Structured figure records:
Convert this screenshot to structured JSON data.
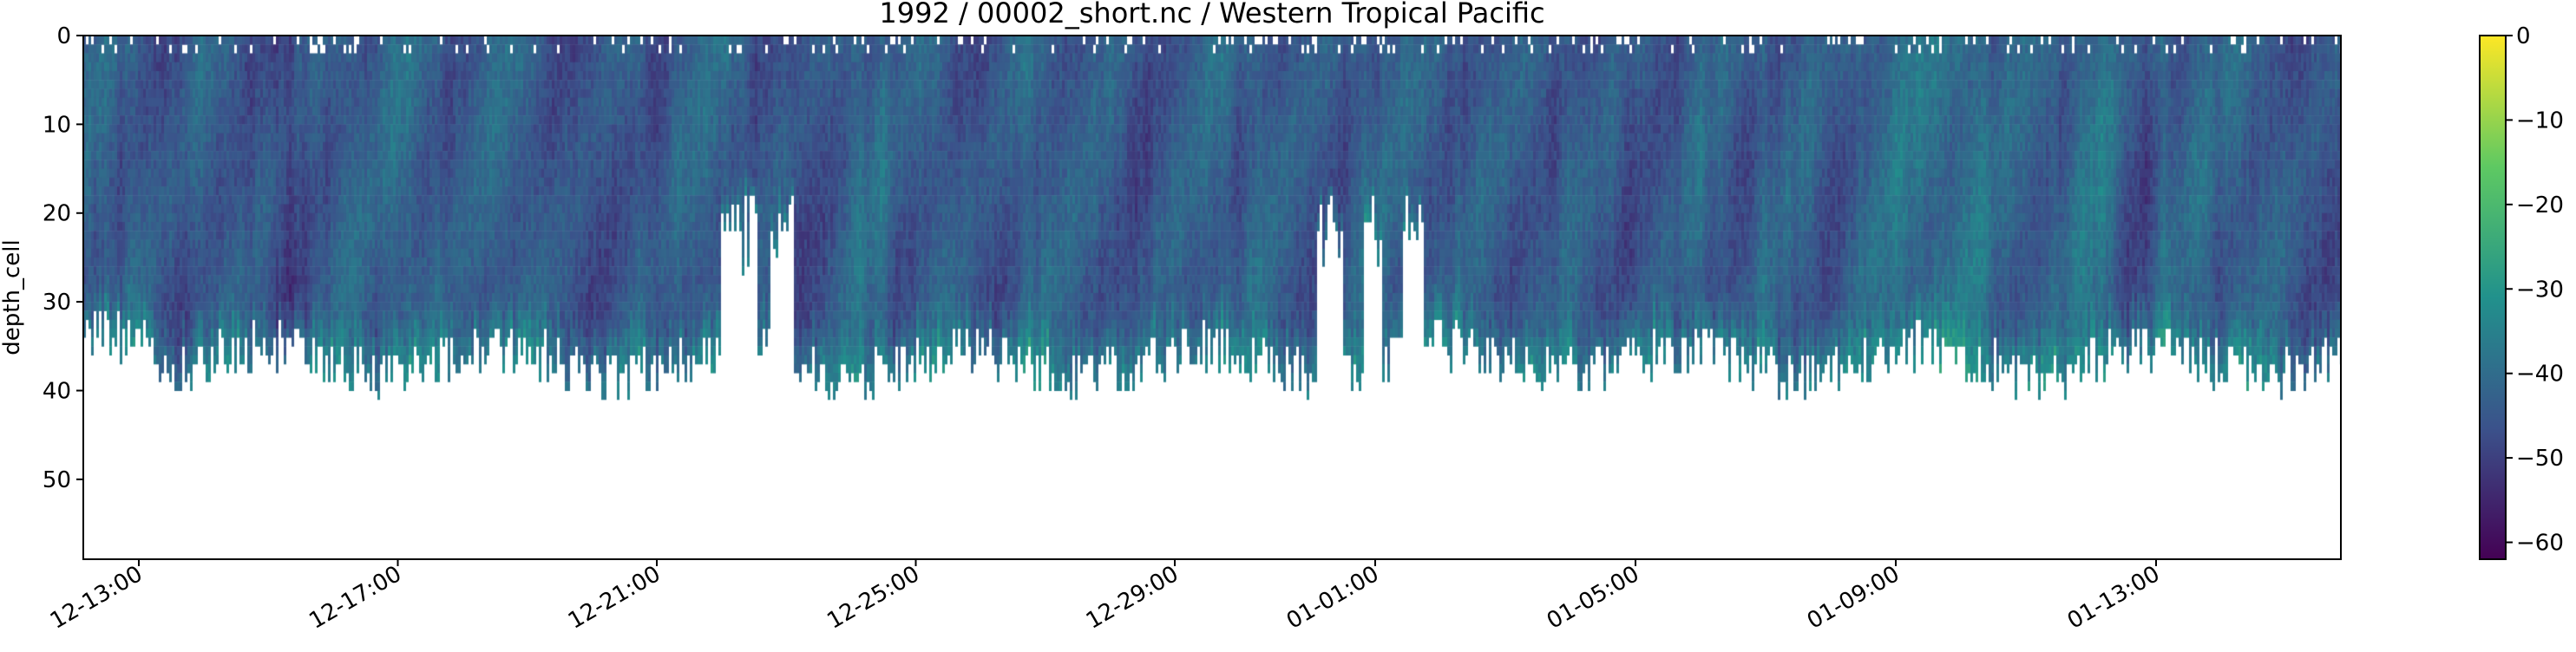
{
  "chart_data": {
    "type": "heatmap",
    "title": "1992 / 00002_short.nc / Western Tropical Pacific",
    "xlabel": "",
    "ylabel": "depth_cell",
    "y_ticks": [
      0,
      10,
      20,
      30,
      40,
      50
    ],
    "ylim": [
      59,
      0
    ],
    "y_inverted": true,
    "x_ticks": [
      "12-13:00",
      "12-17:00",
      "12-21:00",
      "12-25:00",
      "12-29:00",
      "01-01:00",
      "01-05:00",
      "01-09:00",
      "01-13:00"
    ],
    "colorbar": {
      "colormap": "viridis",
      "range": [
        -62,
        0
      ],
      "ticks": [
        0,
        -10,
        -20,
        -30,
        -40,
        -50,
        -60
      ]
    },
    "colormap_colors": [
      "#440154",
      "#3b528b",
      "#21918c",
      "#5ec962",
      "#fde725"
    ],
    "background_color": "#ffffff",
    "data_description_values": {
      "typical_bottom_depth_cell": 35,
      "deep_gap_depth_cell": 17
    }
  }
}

--

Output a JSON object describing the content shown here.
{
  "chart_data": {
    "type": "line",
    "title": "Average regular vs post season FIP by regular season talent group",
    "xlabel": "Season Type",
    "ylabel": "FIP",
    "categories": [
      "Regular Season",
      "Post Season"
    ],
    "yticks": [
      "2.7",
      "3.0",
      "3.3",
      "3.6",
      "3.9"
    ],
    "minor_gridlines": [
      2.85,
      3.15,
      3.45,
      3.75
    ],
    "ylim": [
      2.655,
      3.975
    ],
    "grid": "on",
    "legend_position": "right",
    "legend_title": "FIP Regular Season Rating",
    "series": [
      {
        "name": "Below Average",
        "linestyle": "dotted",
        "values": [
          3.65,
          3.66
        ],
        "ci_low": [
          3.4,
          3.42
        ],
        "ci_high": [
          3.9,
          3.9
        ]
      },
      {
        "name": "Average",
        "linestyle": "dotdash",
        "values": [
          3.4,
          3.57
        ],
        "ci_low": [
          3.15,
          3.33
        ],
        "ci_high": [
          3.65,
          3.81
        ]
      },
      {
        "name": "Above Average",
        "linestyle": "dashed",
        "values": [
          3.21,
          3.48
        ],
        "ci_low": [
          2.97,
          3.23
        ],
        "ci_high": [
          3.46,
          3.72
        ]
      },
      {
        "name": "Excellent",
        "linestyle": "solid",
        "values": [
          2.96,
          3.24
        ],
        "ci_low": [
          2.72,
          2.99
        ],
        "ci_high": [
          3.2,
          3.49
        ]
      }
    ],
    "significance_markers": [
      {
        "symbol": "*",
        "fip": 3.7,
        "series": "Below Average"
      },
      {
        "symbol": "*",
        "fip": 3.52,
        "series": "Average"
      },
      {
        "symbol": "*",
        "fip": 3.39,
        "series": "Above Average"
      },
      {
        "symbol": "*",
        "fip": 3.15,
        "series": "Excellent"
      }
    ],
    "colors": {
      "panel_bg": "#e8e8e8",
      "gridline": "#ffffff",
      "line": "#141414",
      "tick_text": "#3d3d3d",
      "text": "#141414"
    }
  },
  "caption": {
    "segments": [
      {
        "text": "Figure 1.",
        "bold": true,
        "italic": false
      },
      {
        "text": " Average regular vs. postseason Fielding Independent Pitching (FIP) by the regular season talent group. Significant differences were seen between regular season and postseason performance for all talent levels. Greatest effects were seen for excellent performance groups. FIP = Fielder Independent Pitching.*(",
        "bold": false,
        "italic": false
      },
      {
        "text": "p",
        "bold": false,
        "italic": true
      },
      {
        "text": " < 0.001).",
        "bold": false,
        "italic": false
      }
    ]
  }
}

- _Directive_
Scan the entries above for the word "ffffff" and collect each line holding it.

- _Solution to this exercise_
    "background_color": "#ffffff",
      "gridline": "#ffffff",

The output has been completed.